Recorded data:
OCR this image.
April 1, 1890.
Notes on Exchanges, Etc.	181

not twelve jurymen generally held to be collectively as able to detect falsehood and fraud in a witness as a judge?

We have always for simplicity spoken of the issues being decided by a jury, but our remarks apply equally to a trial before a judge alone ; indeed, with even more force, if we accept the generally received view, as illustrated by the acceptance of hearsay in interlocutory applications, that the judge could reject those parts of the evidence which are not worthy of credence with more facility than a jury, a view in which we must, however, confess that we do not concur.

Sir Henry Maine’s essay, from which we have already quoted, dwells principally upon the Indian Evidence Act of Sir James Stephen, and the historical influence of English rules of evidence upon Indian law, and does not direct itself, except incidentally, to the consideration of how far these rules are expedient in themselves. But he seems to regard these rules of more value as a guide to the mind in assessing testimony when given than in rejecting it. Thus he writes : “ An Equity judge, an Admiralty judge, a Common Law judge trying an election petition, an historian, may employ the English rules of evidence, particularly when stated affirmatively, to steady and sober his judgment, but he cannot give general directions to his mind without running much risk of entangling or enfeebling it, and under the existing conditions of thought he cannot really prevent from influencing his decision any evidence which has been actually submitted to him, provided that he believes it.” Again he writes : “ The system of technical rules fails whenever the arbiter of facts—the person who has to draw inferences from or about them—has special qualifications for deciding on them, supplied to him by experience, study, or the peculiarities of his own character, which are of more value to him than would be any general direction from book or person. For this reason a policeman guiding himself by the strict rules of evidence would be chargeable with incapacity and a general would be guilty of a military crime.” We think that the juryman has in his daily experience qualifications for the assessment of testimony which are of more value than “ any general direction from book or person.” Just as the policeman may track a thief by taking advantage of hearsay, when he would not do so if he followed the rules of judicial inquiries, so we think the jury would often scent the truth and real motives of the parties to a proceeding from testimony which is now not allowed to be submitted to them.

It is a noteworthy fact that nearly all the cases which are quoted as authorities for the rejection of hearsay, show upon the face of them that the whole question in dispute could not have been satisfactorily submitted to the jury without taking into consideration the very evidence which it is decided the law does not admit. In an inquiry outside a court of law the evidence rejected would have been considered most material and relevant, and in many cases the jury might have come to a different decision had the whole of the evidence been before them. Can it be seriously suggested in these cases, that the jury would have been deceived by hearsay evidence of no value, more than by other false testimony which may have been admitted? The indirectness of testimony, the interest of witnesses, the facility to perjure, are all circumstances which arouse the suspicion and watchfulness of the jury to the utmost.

▶ _Request_
Repeat the records exactly, including every line.

▶ _Final answer_
OCR this image.
April 1, 1890.
Notes on Exchanges, Etc.	181

not twelve jurymen generally held to be collectively as able to detect falsehood and fraud in a witness as a judge?

We have always for simplicity spoken of the issues being decided by a jury, but our remarks apply equally to a trial before a judge alone ; indeed, with even more force, if we accept the generally received view, as illustrated by the acceptance of hearsay in interlocutory applications, that the judge could reject those parts of the evidence which are not worthy of credence with more facility than a jury, a view in which we must, however, confess that we do not concur.

Sir Henry Maine’s essay, from which we have already quoted, dwells principally upon the Indian Evidence Act of Sir James Stephen, and the historical influence of English rules of evidence upon Indian law, and does not direct itself, except incidentally, to the consideration of how far these rules are expedient in themselves. But he seems to regard these rules of more value as a guide to the mind in assessing testimony when given than in rejecting it. Thus he writes : “ An Equity judge, an Admiralty judge, a Common Law judge trying an election petition, an historian, may employ the English rules of evidence, particularly when stated affirmatively, to steady and sober his judgment, but he cannot give general directions to his mind without running much risk of entangling or enfeebling it, and under the existing conditions of thought he cannot really prevent from influencing his decision any evidence which has been actually submitted to him, provided that he believes it.” Again he writes : “ The system of technical rules fails whenever the arbiter of facts—the person who has to draw inferences from or about them—has special qualifications for deciding on them, supplied to him by experience, study, or the peculiarities of his own character, which are of more value to him than would be any general direction from book or person. For this reason a policeman guiding himself by the strict rules of evidence would be chargeable with incapacity and a general would be guilty of a military crime.” We think that the juryman has in his daily experience qualifications for the assessment of testimony which are of more value than “ any general direction from book or person.” Just as the policeman may track a thief by taking advantage of hearsay, when he would not do so if he followed the rules of judicial inquiries, so we think the jury would often scent the truth and real motives of the parties to a proceeding from testimony which is now not allowed to be submitted to them.

It is a noteworthy fact that nearly all the cases which are quoted as authorities for the rejection of hearsay, show upon the face of them that the whole question in dispute could not have been satisfactorily submitted to the jury without taking into consideration the very evidence which it is decided the law does not admit. In an inquiry outside a court of law the evidence rejected would have been considered most material and relevant, and in many cases the jury might have come to a different decision had the whole of the evidence been before them. Can it be seriously suggested in these cases, that the jury would have been deceived by hearsay evidence of no value, more than by other false testimony which may have been admitted? The indirectness of testimony, the interest of witnesses, the facility to perjure, are all circumstances which arouse the suspicion and watchfulness of the jury to the utmost.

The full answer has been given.